**Task goal:** Return every line of the material exactly.

□ □ □ □ □

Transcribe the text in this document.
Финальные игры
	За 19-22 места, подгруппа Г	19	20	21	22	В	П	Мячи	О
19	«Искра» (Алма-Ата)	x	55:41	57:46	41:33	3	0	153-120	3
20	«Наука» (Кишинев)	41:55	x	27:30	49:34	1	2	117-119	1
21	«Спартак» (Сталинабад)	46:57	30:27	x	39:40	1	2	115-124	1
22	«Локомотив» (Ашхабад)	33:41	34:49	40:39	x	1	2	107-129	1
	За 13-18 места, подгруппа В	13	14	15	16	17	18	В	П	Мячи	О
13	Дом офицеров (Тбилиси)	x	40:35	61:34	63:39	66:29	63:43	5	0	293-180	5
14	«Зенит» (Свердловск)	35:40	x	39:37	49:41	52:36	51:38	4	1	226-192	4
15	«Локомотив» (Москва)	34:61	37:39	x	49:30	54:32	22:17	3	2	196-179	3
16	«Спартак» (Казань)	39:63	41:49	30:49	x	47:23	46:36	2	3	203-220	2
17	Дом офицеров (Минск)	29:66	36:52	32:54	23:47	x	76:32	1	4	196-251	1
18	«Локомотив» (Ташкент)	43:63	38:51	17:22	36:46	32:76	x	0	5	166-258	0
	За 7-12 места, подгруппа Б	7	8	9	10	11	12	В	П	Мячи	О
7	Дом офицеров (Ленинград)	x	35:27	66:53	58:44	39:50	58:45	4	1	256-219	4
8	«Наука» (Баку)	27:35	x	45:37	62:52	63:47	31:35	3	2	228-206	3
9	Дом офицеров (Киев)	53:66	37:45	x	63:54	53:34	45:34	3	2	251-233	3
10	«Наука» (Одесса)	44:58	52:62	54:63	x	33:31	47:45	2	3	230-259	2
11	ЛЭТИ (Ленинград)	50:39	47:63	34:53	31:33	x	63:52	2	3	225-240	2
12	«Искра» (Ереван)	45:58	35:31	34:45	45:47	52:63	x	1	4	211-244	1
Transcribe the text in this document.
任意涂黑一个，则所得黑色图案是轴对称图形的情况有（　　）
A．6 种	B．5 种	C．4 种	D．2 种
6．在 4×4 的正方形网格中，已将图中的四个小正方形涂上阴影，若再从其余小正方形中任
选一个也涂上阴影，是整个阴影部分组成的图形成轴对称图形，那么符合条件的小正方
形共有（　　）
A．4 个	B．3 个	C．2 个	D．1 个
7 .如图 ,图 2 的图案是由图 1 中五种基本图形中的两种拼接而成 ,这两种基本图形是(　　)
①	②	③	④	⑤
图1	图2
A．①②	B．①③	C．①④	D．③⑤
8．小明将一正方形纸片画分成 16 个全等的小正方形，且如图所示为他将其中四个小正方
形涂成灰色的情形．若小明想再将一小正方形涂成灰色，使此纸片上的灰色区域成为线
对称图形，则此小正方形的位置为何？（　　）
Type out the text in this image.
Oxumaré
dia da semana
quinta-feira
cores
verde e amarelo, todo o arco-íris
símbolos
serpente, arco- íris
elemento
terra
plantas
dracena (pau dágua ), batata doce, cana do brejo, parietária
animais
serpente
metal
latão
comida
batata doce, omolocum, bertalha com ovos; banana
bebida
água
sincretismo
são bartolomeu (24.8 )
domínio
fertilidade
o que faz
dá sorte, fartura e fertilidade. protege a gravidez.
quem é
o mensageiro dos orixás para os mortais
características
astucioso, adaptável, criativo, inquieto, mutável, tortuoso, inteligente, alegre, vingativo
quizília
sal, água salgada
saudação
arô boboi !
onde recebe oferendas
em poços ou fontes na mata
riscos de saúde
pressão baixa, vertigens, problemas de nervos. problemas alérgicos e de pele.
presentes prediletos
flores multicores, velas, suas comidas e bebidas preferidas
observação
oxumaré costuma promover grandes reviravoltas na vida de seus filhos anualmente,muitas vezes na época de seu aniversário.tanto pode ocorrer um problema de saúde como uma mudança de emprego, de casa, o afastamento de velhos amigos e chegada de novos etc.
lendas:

□ □ □ □ □

**Answer to the exercise:**
Transcribe the text in this document.
Финальные игры
	За 19-22 места, подгруппа Г	19	20	21	22	В	П	Мячи	О
19	«Искра» (Алма-Ата)	x	55:41	57:46	41:33	3	0	153-120	3
20	«Наука» (Кишинев)	41:55	x	27:30	49:34	1	2	117-119	1
21	«Спартак» (Сталинабад)	46:57	30:27	x	39:40	1	2	115-124	1
22	«Локомотив» (Ашхабад)	33:41	34:49	40:39	x	1	2	107-129	1
	За 13-18 места, подгруппа В	13	14	15	16	17	18	В	П	Мячи	О
13	Дом офицеров (Тбилиси)	x	40:35	61:34	63:39	66:29	63:43	5	0	293-180	5
14	«Зенит» (Свердловск)	35:40	x	39:37	49:41	52:36	51:38	4	1	226-192	4
15	«Локомотив» (Москва)	34:61	37:39	x	49:30	54:32	22:17	3	2	196-179	3
16	«Спартак» (Казань)	39:63	41:49	30:49	x	47:23	46:36	2	3	203-220	2
17	Дом офицеров (Минск)	29:66	36:52	32:54	23:47	x	76:32	1	4	196-251	1
18	«Локомотив» (Ташкент)	43:63	38:51	17:22	36:46	32:76	x	0	5	166-258	0
	За 7-12 места, подгруппа Б	7	8	9	10	11	12	В	П	Мячи	О
7	Дом офицеров (Ленинград)	x	35:27	66:53	58:44	39:50	58:45	4	1	256-219	4
8	«Наука» (Баку)	27:35	x	45:37	62:52	63:47	31:35	3	2	228-206	3
9	Дом офицеров (Киев)	53:66	37:45	x	63:54	53:34	45:34	3	2	251-233	3
10	«Наука» (Одесса)	44:58	52:62	54:63	x	33:31	47:45	2	3	230-259	2
11	ЛЭТИ (Ленинград)	50:39	47:63	34:53	31:33	x	63:52	2	3	225-240	2
12	«Искра» (Ереван)	45:58	35:31	34:45	45:47	52:63	x	1	4	211-244	1
Transcribe the text in this document.
任意涂黑一个，则所得黑色图案是轴对称图形的情况有（　　）
A．6 种	B．5 种	C．4 种	D．2 种
6．在 4×4 的正方形网格中，已将图中的四个小正方形涂上阴影，若再从其余小正方形中任
选一个也涂上阴影，是整个阴影部分组成的图形成轴对称图形，那么符合条件的小正方
形共有（　　）
A．4 个	B．3 个	C．2 个	D．1 个
7 .如图 ,图 2 的图案是由图 1 中五种基本图形中的两种拼接而成 ,这两种基本图形是(　　)
①	②	③	④	⑤
图1	图2
A．①②	B．①③	C．①④	D．③⑤
8．小明将一正方形纸片画分成 16 个全等的小正方形，且如图所示为他将其中四个小正方
形涂成灰色的情形．若小明想再将一小正方形涂成灰色，使此纸片上的灰色区域成为线
对称图形，则此小正方形的位置为何？（　　）
Type out the text in this image.
Oxumaré
dia da semana
quinta-feira
cores
verde e amarelo, todo o arco-íris
símbolos
serpente, arco- íris
elemento
terra
plantas
dracena (pau dágua ), batata doce, cana do brejo, parietária
animais
serpente
metal
latão
comida
batata doce, omolocum, bertalha com ovos; banana
bebida
água
sincretismo
são bartolomeu (24.8 )
domínio
fertilidade
o que faz
dá sorte, fartura e fertilidade. protege a gravidez.
quem é
o mensageiro dos orixás para os mortais
características
astucioso, adaptável, criativo, inquieto, mutável, tortuoso, inteligente, alegre, vingativo
quizília
sal, água salgada
saudação
arô boboi !
onde recebe oferendas
em poços ou fontes na mata
riscos de saúde
pressão baixa, vertigens, problemas de nervos. problemas alérgicos e de pele.
presentes prediletos
flores multicores, velas, suas comidas e bebidas preferidas
observação
oxumaré costuma promover grandes reviravoltas na vida de seus filhos anualmente,muitas vezes na época de seu aniversário.tanto pode ocorrer um problema de saúde como uma mudança de emprego, de casa, o afastamento de velhos amigos e chegada de novos etc.
lendas:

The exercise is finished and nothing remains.